* Stated problem: Do not include the pictures; repeat the rest of the data exactly.

* Provided records:
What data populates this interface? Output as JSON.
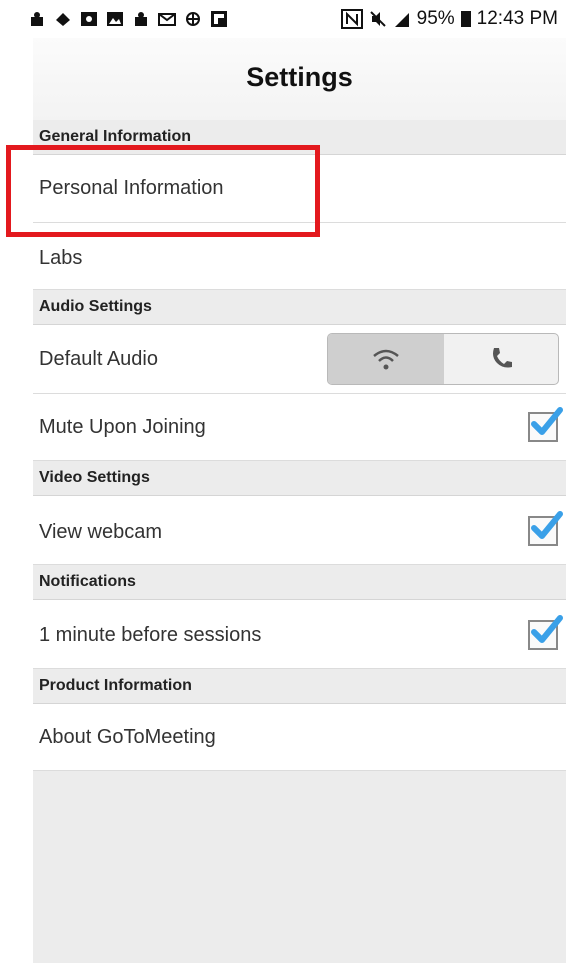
{
  "status_bar": {
    "battery": "95%",
    "time": "12:43 PM",
    "left_icons": [
      "notification-icon",
      "notification-icon",
      "photo-icon",
      "photo-icon",
      "notification-icon",
      "mail-icon",
      "notification-icon",
      "flipboard-icon"
    ],
    "right_icons": [
      "nfc-icon",
      "mute-icon",
      "signal-icon",
      "battery-icon"
    ]
  },
  "header": {
    "title": "Settings"
  },
  "sections": {
    "general": "General Information",
    "audio": "Audio Settings",
    "video": "Video Settings",
    "notifications": "Notifications",
    "product": "Product Information"
  },
  "rows": {
    "personal": "Personal Information",
    "labs": "Labs",
    "default_audio": "Default Audio",
    "mute_upon_joining": "Mute Upon Joining",
    "view_webcam": "View webcam",
    "minute_before": "1 minute before sessions",
    "about": "About GoToMeeting"
  },
  "default_audio_options": [
    "wifi-icon",
    "phone-icon"
  ],
  "default_audio_selected": "wifi-icon",
  "checkboxes": {
    "mute_upon_joining": true,
    "view_webcam": true,
    "minute_before": true
  },
  "colors": {
    "highlight": "#e3191e",
    "check": "#3aa0e8"
  }
}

* Answer in full:
What data populates this interface? Output as JSON.
{
  "status_bar": {
    "battery": "95%",
    "time": "12:43 PM",
    "left_icons": [
      "notification-icon",
      "notification-icon",
      "photo-icon",
      "photo-icon",
      "notification-icon",
      "mail-icon",
      "notification-icon",
      "flipboard-icon"
    ],
    "right_icons": [
      "nfc-icon",
      "mute-icon",
      "signal-icon",
      "battery-icon"
    ]
  },
  "header": {
    "title": "Settings"
  },
  "sections": {
    "general": "General Information",
    "audio": "Audio Settings",
    "video": "Video Settings",
    "notifications": "Notifications",
    "product": "Product Information"
  },
  "rows": {
    "personal": "Personal Information",
    "labs": "Labs",
    "default_audio": "Default Audio",
    "mute_upon_joining": "Mute Upon Joining",
    "view_webcam": "View webcam",
    "minute_before": "1 minute before sessions",
    "about": "About GoToMeeting"
  },
  "default_audio_options": [
    "wifi-icon",
    "phone-icon"
  ],
  "default_audio_selected": "wifi-icon",
  "checkboxes": {
    "mute_upon_joining": true,
    "view_webcam": true,
    "minute_before": true
  },
  "colors": {
    "highlight": "#e3191e",
    "check": "#3aa0e8"
  }
}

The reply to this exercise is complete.